Give only the number of lines in the following entries where "vertical" appears.

**** Records provided ****

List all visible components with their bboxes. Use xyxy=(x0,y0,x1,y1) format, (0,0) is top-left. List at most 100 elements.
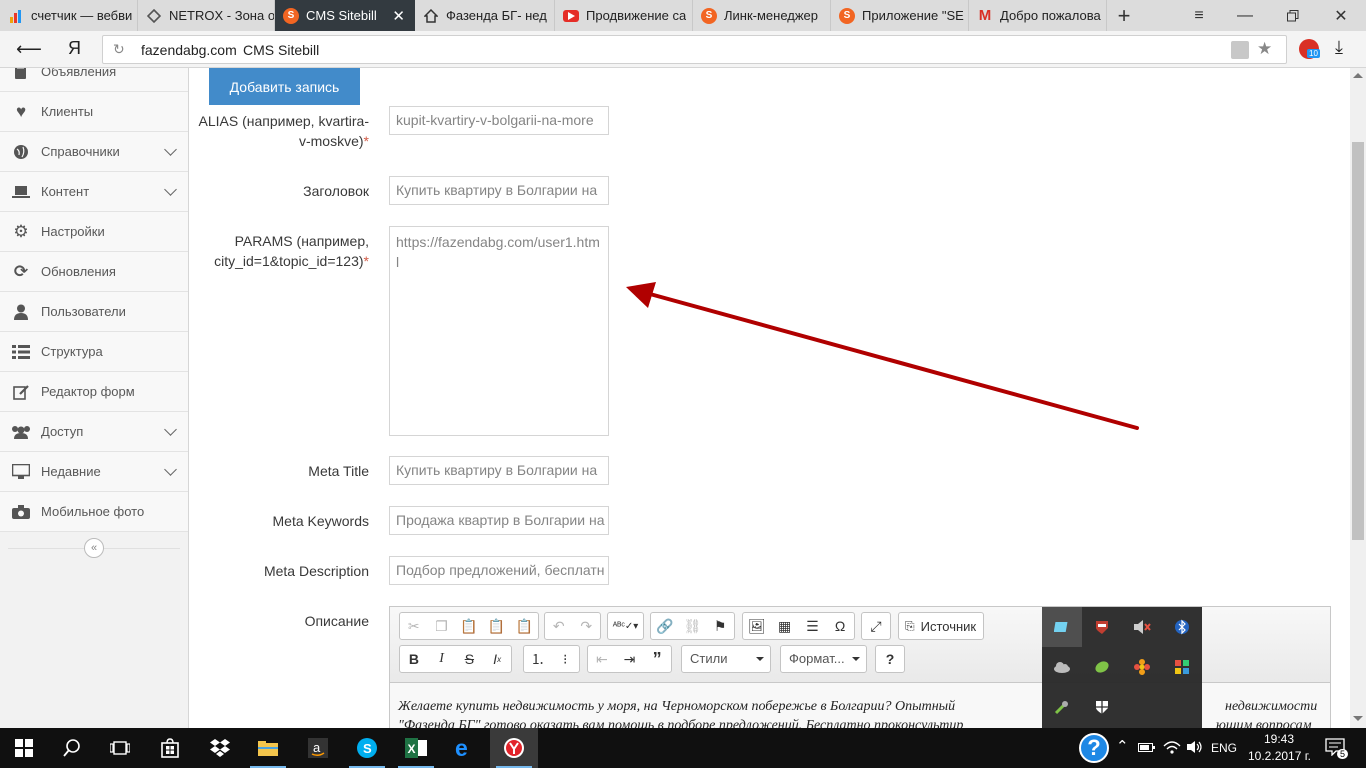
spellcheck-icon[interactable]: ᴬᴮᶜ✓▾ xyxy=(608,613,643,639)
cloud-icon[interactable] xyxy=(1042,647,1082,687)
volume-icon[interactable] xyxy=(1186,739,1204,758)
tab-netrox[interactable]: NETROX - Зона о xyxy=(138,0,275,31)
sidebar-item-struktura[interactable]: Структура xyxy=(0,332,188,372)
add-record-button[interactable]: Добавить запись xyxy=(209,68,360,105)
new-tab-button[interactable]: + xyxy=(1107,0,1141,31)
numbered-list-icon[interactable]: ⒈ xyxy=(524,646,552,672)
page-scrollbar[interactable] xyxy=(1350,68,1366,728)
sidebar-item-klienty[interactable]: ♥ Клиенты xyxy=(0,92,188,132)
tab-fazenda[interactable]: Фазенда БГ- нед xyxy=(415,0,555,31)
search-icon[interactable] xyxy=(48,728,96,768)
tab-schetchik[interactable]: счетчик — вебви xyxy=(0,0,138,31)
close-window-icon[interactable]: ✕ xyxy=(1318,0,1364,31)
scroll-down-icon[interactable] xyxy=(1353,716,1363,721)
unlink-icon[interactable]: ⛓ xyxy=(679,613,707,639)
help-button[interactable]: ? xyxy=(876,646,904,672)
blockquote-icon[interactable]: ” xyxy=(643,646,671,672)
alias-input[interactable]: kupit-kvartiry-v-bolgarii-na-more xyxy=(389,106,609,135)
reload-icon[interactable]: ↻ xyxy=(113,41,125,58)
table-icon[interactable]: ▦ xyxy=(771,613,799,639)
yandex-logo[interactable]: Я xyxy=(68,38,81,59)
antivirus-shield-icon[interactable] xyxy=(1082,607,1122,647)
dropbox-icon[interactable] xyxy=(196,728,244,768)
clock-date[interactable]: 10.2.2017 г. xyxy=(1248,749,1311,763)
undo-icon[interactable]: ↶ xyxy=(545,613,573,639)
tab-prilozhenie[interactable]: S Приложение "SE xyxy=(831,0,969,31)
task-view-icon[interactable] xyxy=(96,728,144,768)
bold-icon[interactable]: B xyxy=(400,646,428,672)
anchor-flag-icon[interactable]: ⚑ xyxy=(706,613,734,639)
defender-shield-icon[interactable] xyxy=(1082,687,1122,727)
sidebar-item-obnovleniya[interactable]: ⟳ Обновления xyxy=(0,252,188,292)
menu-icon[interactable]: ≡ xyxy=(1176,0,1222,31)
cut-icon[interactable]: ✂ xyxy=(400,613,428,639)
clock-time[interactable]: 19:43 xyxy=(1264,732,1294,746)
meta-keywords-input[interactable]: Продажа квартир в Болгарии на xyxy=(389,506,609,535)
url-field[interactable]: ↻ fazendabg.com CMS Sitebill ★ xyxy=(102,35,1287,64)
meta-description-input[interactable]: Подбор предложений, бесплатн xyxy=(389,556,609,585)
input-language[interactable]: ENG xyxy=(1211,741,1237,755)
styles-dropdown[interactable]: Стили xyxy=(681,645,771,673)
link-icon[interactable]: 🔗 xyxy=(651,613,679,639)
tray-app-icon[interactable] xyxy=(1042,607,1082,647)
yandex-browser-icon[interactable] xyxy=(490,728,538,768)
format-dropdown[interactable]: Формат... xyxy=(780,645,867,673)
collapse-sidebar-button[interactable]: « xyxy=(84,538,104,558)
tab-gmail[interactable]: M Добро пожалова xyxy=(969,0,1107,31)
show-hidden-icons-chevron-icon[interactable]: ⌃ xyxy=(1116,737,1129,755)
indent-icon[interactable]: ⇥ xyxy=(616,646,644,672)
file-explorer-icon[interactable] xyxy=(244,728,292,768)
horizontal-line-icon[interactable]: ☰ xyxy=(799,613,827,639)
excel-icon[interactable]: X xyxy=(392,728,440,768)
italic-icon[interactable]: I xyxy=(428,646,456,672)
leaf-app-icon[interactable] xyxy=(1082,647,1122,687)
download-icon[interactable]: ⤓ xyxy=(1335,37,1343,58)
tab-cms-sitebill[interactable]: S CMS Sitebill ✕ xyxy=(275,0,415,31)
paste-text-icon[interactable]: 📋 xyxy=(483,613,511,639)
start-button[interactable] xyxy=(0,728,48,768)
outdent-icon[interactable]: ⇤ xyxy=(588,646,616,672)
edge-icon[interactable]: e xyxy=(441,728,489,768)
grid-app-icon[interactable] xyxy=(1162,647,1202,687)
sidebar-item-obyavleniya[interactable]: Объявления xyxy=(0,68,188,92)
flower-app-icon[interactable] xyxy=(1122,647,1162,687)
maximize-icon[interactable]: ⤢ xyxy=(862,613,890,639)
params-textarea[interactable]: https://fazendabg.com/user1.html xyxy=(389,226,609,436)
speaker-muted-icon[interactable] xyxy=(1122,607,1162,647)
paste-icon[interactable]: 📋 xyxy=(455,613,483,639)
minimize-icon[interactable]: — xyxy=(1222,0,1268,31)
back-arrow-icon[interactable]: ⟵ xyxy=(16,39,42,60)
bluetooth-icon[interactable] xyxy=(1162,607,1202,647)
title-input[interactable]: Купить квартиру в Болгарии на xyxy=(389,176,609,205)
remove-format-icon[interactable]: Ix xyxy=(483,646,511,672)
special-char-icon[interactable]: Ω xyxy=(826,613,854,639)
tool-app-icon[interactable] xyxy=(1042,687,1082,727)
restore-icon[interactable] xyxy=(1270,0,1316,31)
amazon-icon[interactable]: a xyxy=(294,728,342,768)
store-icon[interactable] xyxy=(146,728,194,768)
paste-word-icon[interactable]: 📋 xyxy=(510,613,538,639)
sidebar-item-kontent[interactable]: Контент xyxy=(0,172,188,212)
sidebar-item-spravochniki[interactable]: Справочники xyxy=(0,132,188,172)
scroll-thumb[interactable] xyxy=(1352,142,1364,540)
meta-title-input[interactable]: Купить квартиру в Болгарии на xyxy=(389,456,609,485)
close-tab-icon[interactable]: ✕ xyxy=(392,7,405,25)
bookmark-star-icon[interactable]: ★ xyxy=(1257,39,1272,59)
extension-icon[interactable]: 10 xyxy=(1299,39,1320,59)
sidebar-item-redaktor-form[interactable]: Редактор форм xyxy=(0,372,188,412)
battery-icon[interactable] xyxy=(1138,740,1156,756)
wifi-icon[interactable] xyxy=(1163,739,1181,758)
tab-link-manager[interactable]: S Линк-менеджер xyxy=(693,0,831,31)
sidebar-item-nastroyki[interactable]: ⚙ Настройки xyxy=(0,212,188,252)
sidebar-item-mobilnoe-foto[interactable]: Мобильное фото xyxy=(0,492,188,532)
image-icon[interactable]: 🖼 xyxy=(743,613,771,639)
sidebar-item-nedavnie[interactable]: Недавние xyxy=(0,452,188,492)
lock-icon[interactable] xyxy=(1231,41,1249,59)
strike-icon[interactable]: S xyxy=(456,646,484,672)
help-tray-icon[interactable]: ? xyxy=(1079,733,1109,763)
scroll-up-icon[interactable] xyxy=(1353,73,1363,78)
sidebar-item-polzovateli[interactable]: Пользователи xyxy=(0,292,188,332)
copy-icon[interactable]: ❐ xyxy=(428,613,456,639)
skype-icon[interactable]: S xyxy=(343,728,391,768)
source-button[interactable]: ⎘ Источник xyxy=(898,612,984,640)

****
**** Records provided ****

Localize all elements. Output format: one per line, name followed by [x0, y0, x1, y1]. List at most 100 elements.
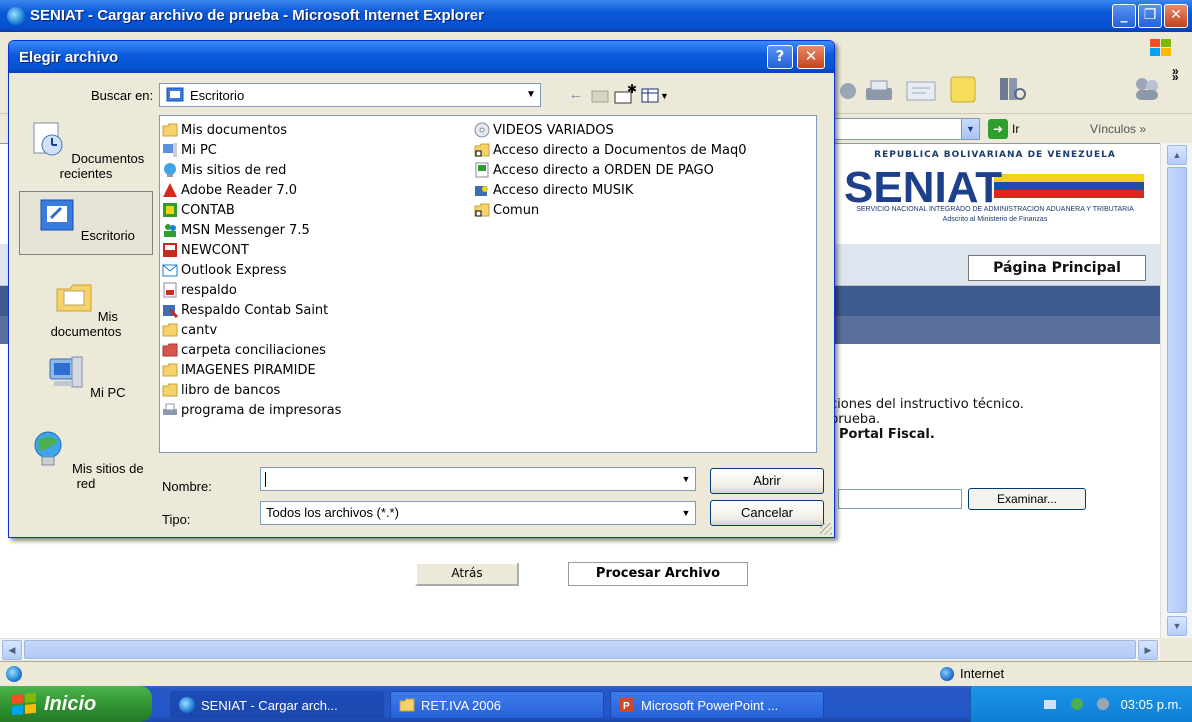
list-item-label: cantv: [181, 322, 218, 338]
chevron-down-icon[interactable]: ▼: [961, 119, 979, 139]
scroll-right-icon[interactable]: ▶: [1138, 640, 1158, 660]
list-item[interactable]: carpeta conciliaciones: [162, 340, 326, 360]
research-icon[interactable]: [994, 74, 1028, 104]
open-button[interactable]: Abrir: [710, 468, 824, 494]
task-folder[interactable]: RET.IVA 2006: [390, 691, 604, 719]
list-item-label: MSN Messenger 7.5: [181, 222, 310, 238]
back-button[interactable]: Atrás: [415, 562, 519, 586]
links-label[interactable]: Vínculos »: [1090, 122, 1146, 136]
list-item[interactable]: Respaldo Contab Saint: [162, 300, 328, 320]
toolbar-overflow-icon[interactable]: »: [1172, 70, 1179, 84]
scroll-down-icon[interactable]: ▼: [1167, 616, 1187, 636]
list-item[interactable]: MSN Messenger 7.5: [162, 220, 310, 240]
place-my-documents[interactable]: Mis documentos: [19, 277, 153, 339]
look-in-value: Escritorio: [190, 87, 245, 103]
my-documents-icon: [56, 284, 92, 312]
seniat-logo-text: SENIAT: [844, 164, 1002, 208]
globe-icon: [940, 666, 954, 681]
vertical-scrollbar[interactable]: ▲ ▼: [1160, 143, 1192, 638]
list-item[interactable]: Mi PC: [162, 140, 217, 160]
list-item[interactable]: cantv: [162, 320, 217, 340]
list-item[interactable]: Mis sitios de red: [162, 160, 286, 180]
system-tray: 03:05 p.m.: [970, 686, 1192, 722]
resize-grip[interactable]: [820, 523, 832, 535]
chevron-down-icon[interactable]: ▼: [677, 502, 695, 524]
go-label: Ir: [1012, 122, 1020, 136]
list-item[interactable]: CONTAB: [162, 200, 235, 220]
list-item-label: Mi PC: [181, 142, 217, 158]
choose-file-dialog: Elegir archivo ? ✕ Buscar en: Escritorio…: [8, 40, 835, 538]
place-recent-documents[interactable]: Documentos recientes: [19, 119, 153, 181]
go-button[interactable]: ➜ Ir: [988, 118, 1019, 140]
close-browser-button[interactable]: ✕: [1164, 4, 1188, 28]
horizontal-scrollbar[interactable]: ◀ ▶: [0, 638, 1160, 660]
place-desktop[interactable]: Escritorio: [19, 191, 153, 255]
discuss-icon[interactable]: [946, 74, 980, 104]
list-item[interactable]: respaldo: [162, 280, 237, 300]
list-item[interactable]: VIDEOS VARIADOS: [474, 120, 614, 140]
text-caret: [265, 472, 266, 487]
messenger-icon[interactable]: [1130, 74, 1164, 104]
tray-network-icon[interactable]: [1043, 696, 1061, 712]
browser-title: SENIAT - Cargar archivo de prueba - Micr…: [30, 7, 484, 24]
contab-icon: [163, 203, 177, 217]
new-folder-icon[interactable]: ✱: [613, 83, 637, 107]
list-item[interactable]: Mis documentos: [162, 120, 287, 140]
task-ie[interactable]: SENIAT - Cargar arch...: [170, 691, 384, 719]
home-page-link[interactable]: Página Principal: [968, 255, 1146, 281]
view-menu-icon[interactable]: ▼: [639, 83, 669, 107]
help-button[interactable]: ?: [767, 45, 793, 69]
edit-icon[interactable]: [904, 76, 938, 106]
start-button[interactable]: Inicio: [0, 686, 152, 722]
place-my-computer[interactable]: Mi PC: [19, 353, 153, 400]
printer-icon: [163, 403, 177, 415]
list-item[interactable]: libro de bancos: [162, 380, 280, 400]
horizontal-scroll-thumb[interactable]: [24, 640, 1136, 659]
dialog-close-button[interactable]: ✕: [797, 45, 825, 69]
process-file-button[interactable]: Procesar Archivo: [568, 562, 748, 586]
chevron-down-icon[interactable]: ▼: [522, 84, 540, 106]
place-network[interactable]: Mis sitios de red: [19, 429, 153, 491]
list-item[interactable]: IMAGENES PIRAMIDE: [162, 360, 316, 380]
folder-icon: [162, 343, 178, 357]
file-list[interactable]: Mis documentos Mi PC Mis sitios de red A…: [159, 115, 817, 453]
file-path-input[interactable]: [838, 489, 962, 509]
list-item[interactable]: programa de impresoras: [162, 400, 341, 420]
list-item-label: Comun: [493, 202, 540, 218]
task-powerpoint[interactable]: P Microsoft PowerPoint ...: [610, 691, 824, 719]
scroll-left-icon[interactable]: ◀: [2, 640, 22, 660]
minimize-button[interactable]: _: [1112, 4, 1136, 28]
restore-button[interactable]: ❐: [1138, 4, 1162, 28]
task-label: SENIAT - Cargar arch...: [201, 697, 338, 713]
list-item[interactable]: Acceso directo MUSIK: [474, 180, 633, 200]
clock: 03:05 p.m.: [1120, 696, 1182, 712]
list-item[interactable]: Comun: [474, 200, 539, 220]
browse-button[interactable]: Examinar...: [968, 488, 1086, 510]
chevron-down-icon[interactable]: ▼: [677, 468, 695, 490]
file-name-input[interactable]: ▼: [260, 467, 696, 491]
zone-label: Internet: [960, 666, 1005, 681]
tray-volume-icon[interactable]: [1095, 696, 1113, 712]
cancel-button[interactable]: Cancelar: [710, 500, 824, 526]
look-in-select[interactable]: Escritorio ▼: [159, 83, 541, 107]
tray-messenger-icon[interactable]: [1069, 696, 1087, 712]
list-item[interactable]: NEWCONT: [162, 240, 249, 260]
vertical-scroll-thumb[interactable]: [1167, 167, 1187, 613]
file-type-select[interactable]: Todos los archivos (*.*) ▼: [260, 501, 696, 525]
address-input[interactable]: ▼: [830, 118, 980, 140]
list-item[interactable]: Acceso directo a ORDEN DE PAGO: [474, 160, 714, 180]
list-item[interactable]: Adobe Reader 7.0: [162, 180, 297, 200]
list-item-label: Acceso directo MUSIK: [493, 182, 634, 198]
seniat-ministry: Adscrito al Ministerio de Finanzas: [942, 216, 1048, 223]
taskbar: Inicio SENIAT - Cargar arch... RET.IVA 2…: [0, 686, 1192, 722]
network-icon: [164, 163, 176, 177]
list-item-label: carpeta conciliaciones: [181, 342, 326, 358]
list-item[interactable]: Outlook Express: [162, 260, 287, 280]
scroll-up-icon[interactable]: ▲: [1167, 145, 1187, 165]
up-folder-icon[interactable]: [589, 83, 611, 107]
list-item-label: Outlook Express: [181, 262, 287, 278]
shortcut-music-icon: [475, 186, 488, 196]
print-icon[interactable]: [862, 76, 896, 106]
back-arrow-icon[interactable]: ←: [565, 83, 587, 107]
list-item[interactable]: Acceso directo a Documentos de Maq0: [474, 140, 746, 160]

****

__Expected answer__. 2